# Entries supplied:
-------
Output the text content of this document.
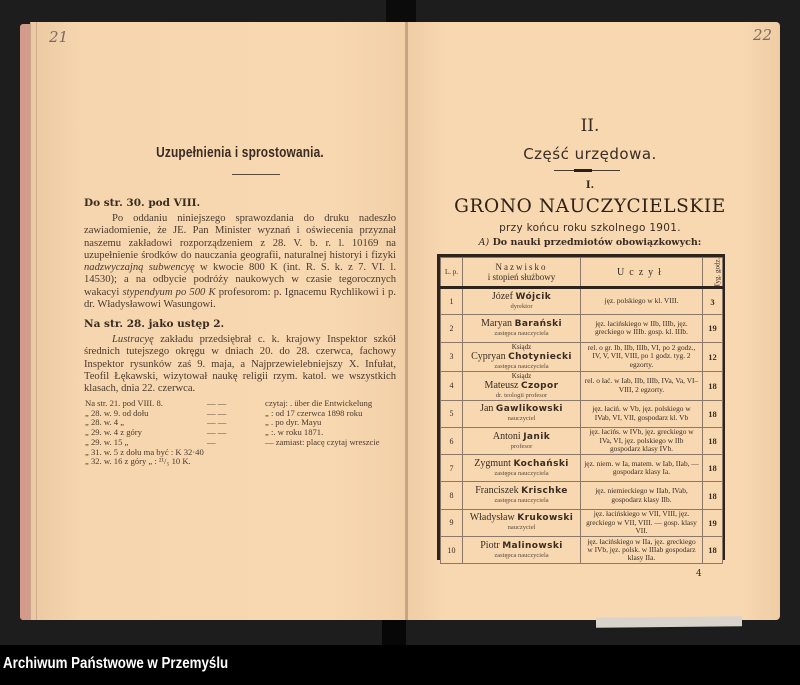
21
Uzupełnienia i sprostowania.
Do str. 30. pod VIII.
Po oddaniu niniejszego sprawozdania do druku nadeszło zawiadomienie, że JE. Pan Minister wyznań i oświecenia przyznał naszemu zakładowi rozporządzeniem z 28. V. b. r. l. 10169 na uzupełnienie środków do nauczania geografii, naturalnej historyi i fizyki nadzwyczajną subwencyę w kwocie 800 K (int. R. S. k. z 7. VI. l. 14530); a na odbycie podróży naukowych w czasie tegorocznych wakacyi stypendyum po 500 K profesorom: p. Ignacemu Rychlikowi i p. dr. Władysławowi Wasungowi.
Na str. 28. jako ustęp 2.
Lustracyę zakładu przedsiębrał c. k. krajowy Inspektor szkół średnich tutejszego okręgu w dniach 20. do 28. czerwca, fachowy Inspektor rysunków zaś 9. maja, a Najprzewielebniejszy X. Infułat, Teofil Łękawski, wizytował naukę religii rzym. katol. we wszystkich klasach, dnia 22. czerwca.
Na str. 21. pod VIII. 8.	— —	czytaj: . über die Entwickelung
„ 28. w. 9. od dołu	— —	„ : od 17 czerwca 1898 roku
„ 28. w. 4 „	— —	„ . po dyr. Mayu
„ 29. w. 4 z góry	— —	„ :. w roku 1871.
„ 29. w. 15 „	—	— zamiast: placę czytaj wreszcie
„ 31. w. 5 z dołu ma być : K 32·40
„ 32. w. 16 z góry „ : ²¹/₅ 10 K.
22
II.
Część urzędowa.
I.
GRONO NAUCZYCIELSKIE
przy końcu roku szkolnego 1901.
A) Do nauki przedmiotów obowiązkowych:
L. p.	Nazwisko
i stopień służbowy	Uczył	Tyg. godz.
1	Józef Wójcik
dyrektor	jęz. polskiego w kl. VIII.	3
2	Maryan Barański
zastępca nauczyciela	jęz. łacińskiego w IIb, IIIb, jęz. greckiego w IIIb. gosp. kl. IIIb.	19
3	Ksiądz
Cypryan Chotyniecki
zastępca nauczyciela	rel. o gr. Ib, IIb, IIIb, VI, po 2 godz., IV, V, VII, VIII, po 1 godz. tyg. 2 egzorty.	12
4	Ksiądz
Mateusz Czopor
dr. teologii profesor	rel. o łać. w Iab, IIb, IIIb, IVa, Va, VI–VIII, 2 egzorty.	18
5	Jan Gawlikowski
nauczyciel	jęz. łaciń. w Vb, jęz. polskiego w IVab, VI, VII, gospodarz kl. Vb	18
6	Antoni Janik
profesor	jęz. łacińs. w IVb, jęz. greckiego w IVa, VI, jęz. polskiego w IIb gospodarz klasy IVb.	18
7	Zygmunt Kochański
zastępca nauczyciela	jęz. niem. w Ia, matem. w Iab, IIab, — gospodarz klasy Ia.	18
8	Franciszek Krischke
zastępca nauczyciela	jęz. niemieckiego w IIab, IVab, gospodarz klasy IIb.	18
9	Władysław Krukowski
nauczyciel	jęz. łacińskiego w VII, VIII, jęz. greckiego w VII, VIII. — gosp. klasy VII.	19
10	Piotr Malinowski
zastępca nauczyciela	jęz. łacińskiego w IIa, jęz. greckiego w IVb, jęz. polsk. w IIIab gospodarz klasy IIa.	18
4
Archiwum Państwowe w Przemyślu
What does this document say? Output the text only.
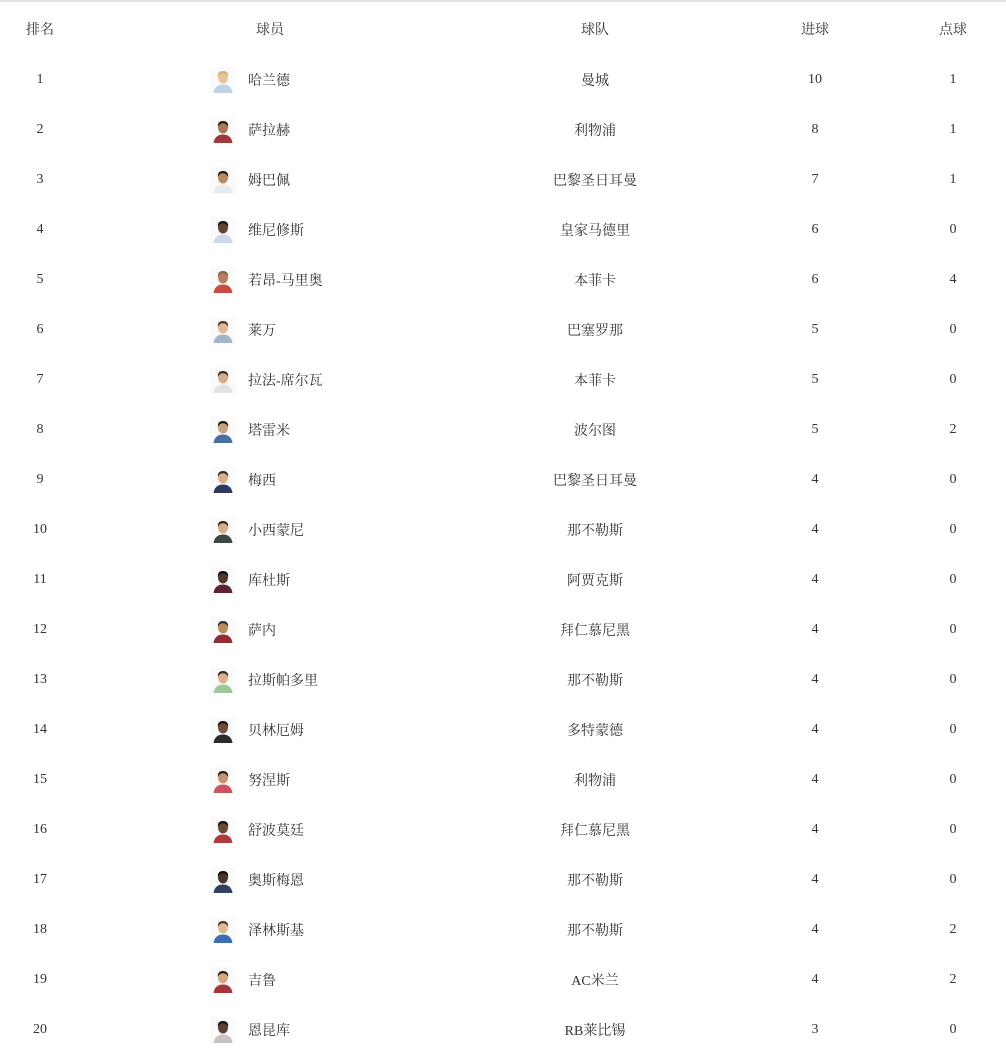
排名	球员	球队	进球	点球
1	哈兰德	曼城	10	1
2	萨拉赫	利物浦	8	1
3	姆巴佩	巴黎圣日耳曼	7	1
4	维尼修斯	皇家马德里	6	0
5	若昂-马里奥	本菲卡	6	4
6	莱万	巴塞罗那	5	0
7	拉法-席尔瓦	本菲卡	5	0
8	塔雷米	波尔图	5	2
9	梅西	巴黎圣日耳曼	4	0
10	小西蒙尼	那不勒斯	4	0
11	库杜斯	阿贾克斯	4	0
12	萨内	拜仁慕尼黑	4	0
13	拉斯帕多里	那不勒斯	4	0
14	贝林厄姆	多特蒙德	4	0
15	努涅斯	利物浦	4	0
16	舒波莫廷	拜仁慕尼黑	4	0
17	奥斯梅恩	那不勒斯	4	0
18	泽林斯基	那不勒斯	4	2
19	吉鲁	AC米兰	4	2
20	恩昆库	RB莱比锡	3	0
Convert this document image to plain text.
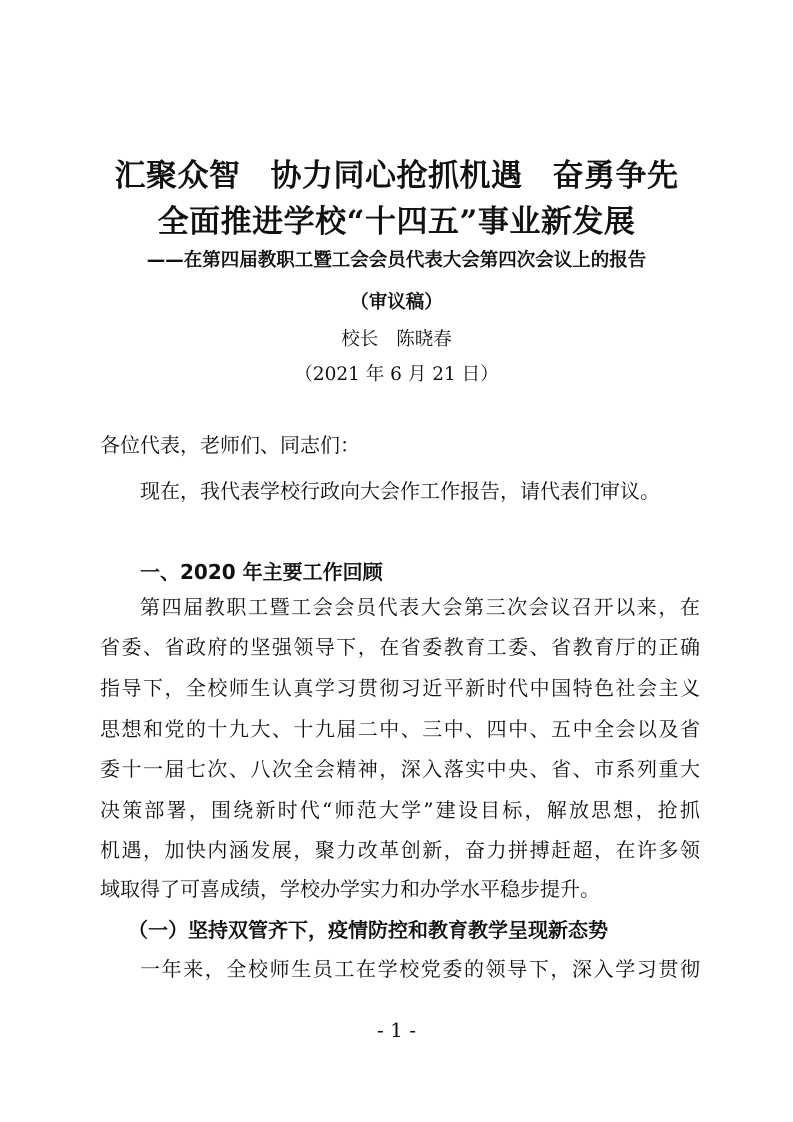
汇聚众智 协力同心抢抓机遇 奋勇争先
全面推进学校“十四五”事业新发展
——在第四届教职工暨工会会员代表大会第四次会议上的报告
（审议稿）
校长 陈晓春
（2021 年 6 月 21 日）
各位代表，老师们、同志们：
现在，我代表学校行政向大会作工作报告，请代表们审议。
一、2020 年主要工作回顾
第四届教职工暨工会会员代表大会第三次会议召开以来，在
省委、省政府的坚强领导下，在省委教育工委、省教育厅的正确
指导下，全校师生认真学习贯彻习近平新时代中国特色社会主义
思想和党的十九大、十九届二中、三中、四中、五中全会以及省
委十一届七次、八次全会精神，深入落实中央、省、市系列重大
决策部署，围绕新时代“师范大学”建设目标，解放思想，抢抓
机遇，加快内涵发展，聚力改革创新，奋力拼搏赶超，在许多领
域取得了可喜成绩，学校办学实力和办学水平稳步提升。
（一）坚持双管齐下，疫情防控和教育教学呈现新态势
一年来，全校师生员工在学校党委的领导下，深入学习贯彻
- 1 -
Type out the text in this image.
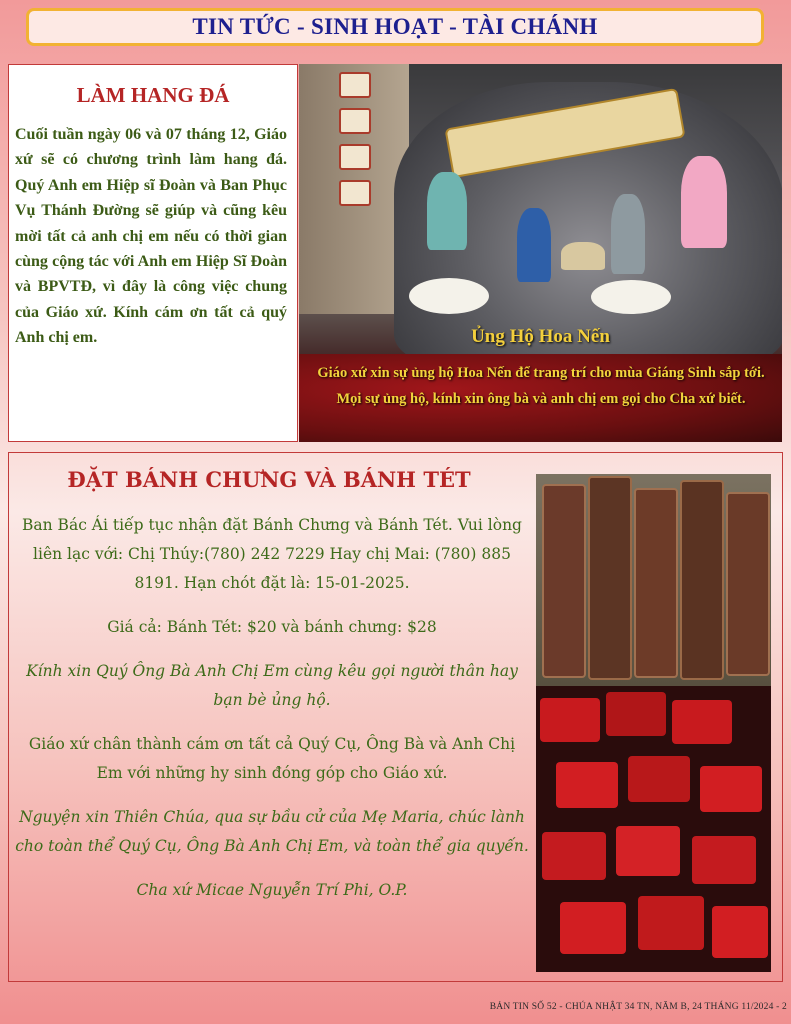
TIN TỨC - SINH HOẠT - TÀI CHÁNH
LÀM HANG ĐÁ

Cuối tuần ngày 06 và 07 tháng 12, Giáo xứ sẽ có chương trình làm hang đá. Quý Anh em Hiệp sĩ Đoàn và Ban Phục Vụ Thánh Đường sẽ giúp và cũng kêu mời tất cả anh chị em nếu có thời gian cùng cộng tác với Anh em Hiệp Sĩ Đoàn và BPVTĐ, vì đây là công việc chung của Giáo xứ. Kính cám ơn tất cả quý Anh chị em.	Ủng Hộ Hoa Nến

Giáo xứ xin sự ủng hộ Hoa Nến để trang trí cho mùa Giáng Sinh sắp tới. Mọi sự ủng hộ, kính xin ông bà và anh chị em gọi cho Cha xứ biết.

ĐẶT BÁNH CHƯNG VÀ BÁNH TÉT

Ban Bác Ái tiếp tục nhận đặt Bánh Chưng và Bánh Tét. Vui lòng liên lạc với: Chị Thúy:(780) 242 7229 Hay chị Mai: (780) 885 8191. Hạn chót đặt là: 15-01-2025.

Giá cả: Bánh Tét: $20 và bánh chưng: $28

Kính xin Quý Ông Bà Anh Chị Em cùng kêu gọi người thân hay bạn bè ủng hộ.

Giáo xứ chân thành cám ơn tất cả Quý Cụ, Ông Bà và Anh Chị Em với những hy sinh đóng góp cho Giáo xứ.

Nguyện xin Thiên Chúa, qua sự bầu cử của Mẹ Maria, chúc lành cho toàn thể Quý Cụ, Ông Bà Anh Chị Em, và toàn thể gia quyến.

Cha xứ Micae Nguyễn Trí Phi, O.P.

BẢN TIN SỐ 52 - CHÚA NHẬT 34 TN, NĂM B, 24 THÁNG 11/2024 - 2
-------
# Work to complete:
Please write out all of the material above without changing a word, and omit any pictures.

# Solution to this problem:
Output the text content of this document.
21
Uzupełnienia i sprostowania.
Do str. 30. pod VIII.
Po oddaniu niniejszego sprawozdania do druku nadeszło zawiadomienie, że JE. Pan Minister wyznań i oświecenia przyznał naszemu zakładowi rozporządzeniem z 28. V. b. r. l. 10169 na uzupełnienie środków do nauczania geografii, naturalnej historyi i fizyki nadzwyczajną subwencyę w kwocie 800 K (int. R. S. k. z 7. VI. l. 14530); a na odbycie podróży naukowych w czasie tegorocznych wakacyi stypendyum po 500 K profesorom: p. Ignacemu Rychlikowi i p. dr. Władysławowi Wasungowi.
Na str. 28. jako ustęp 2.
Lustracyę zakładu przedsiębrał c. k. krajowy Inspektor szkół średnich tutejszego okręgu w dniach 20. do 28. czerwca, fachowy Inspektor rysunków zaś 9. maja, a Najprzewielebniejszy X. Infułat, Teofil Łękawski, wizytował naukę religii rzym. katol. we wszystkich klasach, dnia 22. czerwca.
Na str. 21. pod VIII. 8.	— —	czytaj: . über die Entwickelung
„ 28. w. 9. od dołu	— —	„ : od 17 czerwca 1898 roku
„ 28. w. 4 „	— —	„ . po dyr. Mayu
„ 29. w. 4 z góry	— —	„ :. w roku 1871.
„ 29. w. 15 „	—	— zamiast: placę czytaj wreszcie
„ 31. w. 5 z dołu ma być : K 32·40
„ 32. w. 16 z góry „ : ²¹/₅ 10 K.
22
II.
Część urzędowa.
I.
GRONO NAUCZYCIELSKIE
przy końcu roku szkolnego 1901.
A) Do nauki przedmiotów obowiązkowych:
L. p.	Nazwisko
i stopień służbowy	Uczył	Tyg. godz.
1	Józef Wójcik
dyrektor	jęz. polskiego w kl. VIII.	3
2	Maryan Barański
zastępca nauczyciela	jęz. łacińskiego w IIb, IIIb, jęz. greckiego w IIIb. gosp. kl. IIIb.	19
3	Ksiądz
Cypryan Chotyniecki
zastępca nauczyciela	rel. o gr. Ib, IIb, IIIb, VI, po 2 godz., IV, V, VII, VIII, po 1 godz. tyg. 2 egzorty.	12
4	Ksiądz
Mateusz Czopor
dr. teologii profesor	rel. o łać. w Iab, IIb, IIIb, IVa, Va, VI–VIII, 2 egzorty.	18
5	Jan Gawlikowski
nauczyciel	jęz. łaciń. w Vb, jęz. polskiego w IVab, VI, VII, gospodarz kl. Vb	18
6	Antoni Janik
profesor	jęz. łacińs. w IVb, jęz. greckiego w IVa, VI, jęz. polskiego w IIb gospodarz klasy IVb.	18
7	Zygmunt Kochański
zastępca nauczyciela	jęz. niem. w Ia, matem. w Iab, IIab, — gospodarz klasy Ia.	18
8	Franciszek Krischke
zastępca nauczyciela	jęz. niemieckiego w IIab, IVab, gospodarz klasy IIb.	18
9	Władysław Krukowski
nauczyciel	jęz. łacińskiego w VII, VIII, jęz. greckiego w VII, VIII. — gosp. klasy VII.	19
10	Piotr Malinowski
zastępca nauczyciela	jęz. łacińskiego w IIa, jęz. greckiego w IVb, jęz. polsk. w IIIab gospodarz klasy IIa.	18
4
Archiwum Państwowe w Przemyślu
What does this document say? Output the text only.
排名	球员	球队	进球	点球
1	哈兰德	曼城	10	1
2	萨拉赫	利物浦	8	1
3	姆巴佩	巴黎圣日耳曼	7	1
4	维尼修斯	皇家马德里	6	0
5	若昂-马里奥	本菲卡	6	4
6	莱万	巴塞罗那	5	0
7	拉法-席尔瓦	本菲卡	5	0
8	塔雷米	波尔图	5	2
9	梅西	巴黎圣日耳曼	4	0
10	小西蒙尼	那不勒斯	4	0
11	库杜斯	阿贾克斯	4	0
12	萨内	拜仁慕尼黑	4	0
13	拉斯帕多里	那不勒斯	4	0
14	贝林厄姆	多特蒙德	4	0
15	努涅斯	利物浦	4	0
16	舒波莫廷	拜仁慕尼黑	4	0
17	奥斯梅恩	那不勒斯	4	0
18	泽林斯基	那不勒斯	4	2
19	吉鲁	AC米兰	4	2
20	恩昆库	RB莱比锡	3	0
Convert this document image to plain text.
汇聚众智 协力同心抢抓机遇 奋勇争先
全面推进学校“十四五”事业新发展
——在第四届教职工暨工会会员代表大会第四次会议上的报告
（审议稿）
校长 陈晓春
（2021 年 6 月 21 日）
各位代表，老师们、同志们：
现在，我代表学校行政向大会作工作报告，请代表们审议。
一、2020 年主要工作回顾
第四届教职工暨工会会员代表大会第三次会议召开以来，在
省委、省政府的坚强领导下，在省委教育工委、省教育厅的正确
指导下，全校师生认真学习贯彻习近平新时代中国特色社会主义
思想和党的十九大、十九届二中、三中、四中、五中全会以及省
委十一届七次、八次全会精神，深入落实中央、省、市系列重大
决策部署，围绕新时代“师范大学”建设目标，解放思想，抢抓
机遇，加快内涵发展，聚力改革创新，奋力拼搏赶超，在许多领
域取得了可喜成绩，学校办学实力和办学水平稳步提升。
（一）坚持双管齐下，疫情防控和教育教学呈现新态势
一年来，全校师生员工在学校党委的领导下，深入学习贯彻
- 1 -
Type out the text in this image.
TIN TỨC - SINH HOẠT - TÀI CHÁNH
LÀM HANG ĐÁ

Cuối tuần ngày 06 và 07 tháng 12, Giáo xứ sẽ có chương trình làm hang đá. Quý Anh em Hiệp sĩ Đoàn và Ban Phục Vụ Thánh Đường sẽ giúp và cũng kêu mời tất cả anh chị em nếu có thời gian cùng cộng tác với Anh em Hiệp Sĩ Đoàn và BPVTĐ, vì đây là công việc chung của Giáo xứ. Kính cám ơn tất cả quý Anh chị em.	Ủng Hộ Hoa Nến

Giáo xứ xin sự ủng hộ Hoa Nến để trang trí cho mùa Giáng Sinh sắp tới. Mọi sự ủng hộ, kính xin ông bà và anh chị em gọi cho Cha xứ biết.

ĐẶT BÁNH CHƯNG VÀ BÁNH TÉT

Ban Bác Ái tiếp tục nhận đặt Bánh Chưng và Bánh Tét. Vui lòng liên lạc với: Chị Thúy:(780) 242 7229 Hay chị Mai: (780) 885 8191. Hạn chót đặt là: 15-01-2025.

Giá cả: Bánh Tét: $20 và bánh chưng: $28

Kính xin Quý Ông Bà Anh Chị Em cùng kêu gọi người thân hay bạn bè ủng hộ.

Giáo xứ chân thành cám ơn tất cả Quý Cụ, Ông Bà và Anh Chị Em với những hy sinh đóng góp cho Giáo xứ.

Nguyện xin Thiên Chúa, qua sự bầu cử của Mẹ Maria, chúc lành cho toàn thể Quý Cụ, Ông Bà Anh Chị Em, và toàn thể gia quyến.

Cha xứ Micae Nguyễn Trí Phi, O.P.

BẢN TIN SỐ 52 - CHÚA NHẬT 34 TN, NĂM B, 24 THÁNG 11/2024 - 2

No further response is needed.